== Dataset records ==
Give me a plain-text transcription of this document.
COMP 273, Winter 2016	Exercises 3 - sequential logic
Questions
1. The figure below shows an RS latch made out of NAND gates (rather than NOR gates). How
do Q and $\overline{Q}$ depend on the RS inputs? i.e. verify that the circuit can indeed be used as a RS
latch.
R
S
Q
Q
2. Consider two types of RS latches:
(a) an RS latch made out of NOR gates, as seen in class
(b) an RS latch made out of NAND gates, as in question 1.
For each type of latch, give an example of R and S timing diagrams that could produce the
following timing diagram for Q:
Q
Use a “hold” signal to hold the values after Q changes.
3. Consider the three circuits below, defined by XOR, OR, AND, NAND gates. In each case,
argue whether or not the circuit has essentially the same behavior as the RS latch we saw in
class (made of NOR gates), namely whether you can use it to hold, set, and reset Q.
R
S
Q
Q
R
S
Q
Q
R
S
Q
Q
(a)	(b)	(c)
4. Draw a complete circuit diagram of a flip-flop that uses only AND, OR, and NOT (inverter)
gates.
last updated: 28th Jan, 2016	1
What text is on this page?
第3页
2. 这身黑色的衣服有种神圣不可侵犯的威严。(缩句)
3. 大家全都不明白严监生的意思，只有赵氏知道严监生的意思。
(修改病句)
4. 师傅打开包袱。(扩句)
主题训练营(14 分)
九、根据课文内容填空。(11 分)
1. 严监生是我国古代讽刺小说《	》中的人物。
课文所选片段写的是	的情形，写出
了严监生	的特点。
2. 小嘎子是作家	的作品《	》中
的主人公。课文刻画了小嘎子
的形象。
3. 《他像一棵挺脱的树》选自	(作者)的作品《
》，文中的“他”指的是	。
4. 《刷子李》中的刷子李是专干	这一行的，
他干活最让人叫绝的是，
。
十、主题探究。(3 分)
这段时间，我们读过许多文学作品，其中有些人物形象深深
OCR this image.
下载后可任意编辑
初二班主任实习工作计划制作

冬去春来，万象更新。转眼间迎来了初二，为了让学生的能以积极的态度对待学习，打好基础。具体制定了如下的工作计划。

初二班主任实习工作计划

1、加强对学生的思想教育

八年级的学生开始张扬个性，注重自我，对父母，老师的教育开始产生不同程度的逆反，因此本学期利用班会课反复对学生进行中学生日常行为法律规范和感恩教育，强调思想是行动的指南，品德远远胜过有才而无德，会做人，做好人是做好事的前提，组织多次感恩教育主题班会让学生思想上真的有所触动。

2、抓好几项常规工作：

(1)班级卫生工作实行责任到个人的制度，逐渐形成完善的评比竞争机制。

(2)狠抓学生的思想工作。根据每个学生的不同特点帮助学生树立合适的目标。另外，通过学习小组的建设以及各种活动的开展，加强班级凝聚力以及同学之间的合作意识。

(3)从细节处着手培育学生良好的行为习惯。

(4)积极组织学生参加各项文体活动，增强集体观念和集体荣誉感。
===
▸ **Exercise**
Only lines with the word "timing" are wanted, so copy each one from the records.

▸ **Response below**
For each type of latch, give an example of R and S timing diagrams that could produce the
following timing diagram for Q:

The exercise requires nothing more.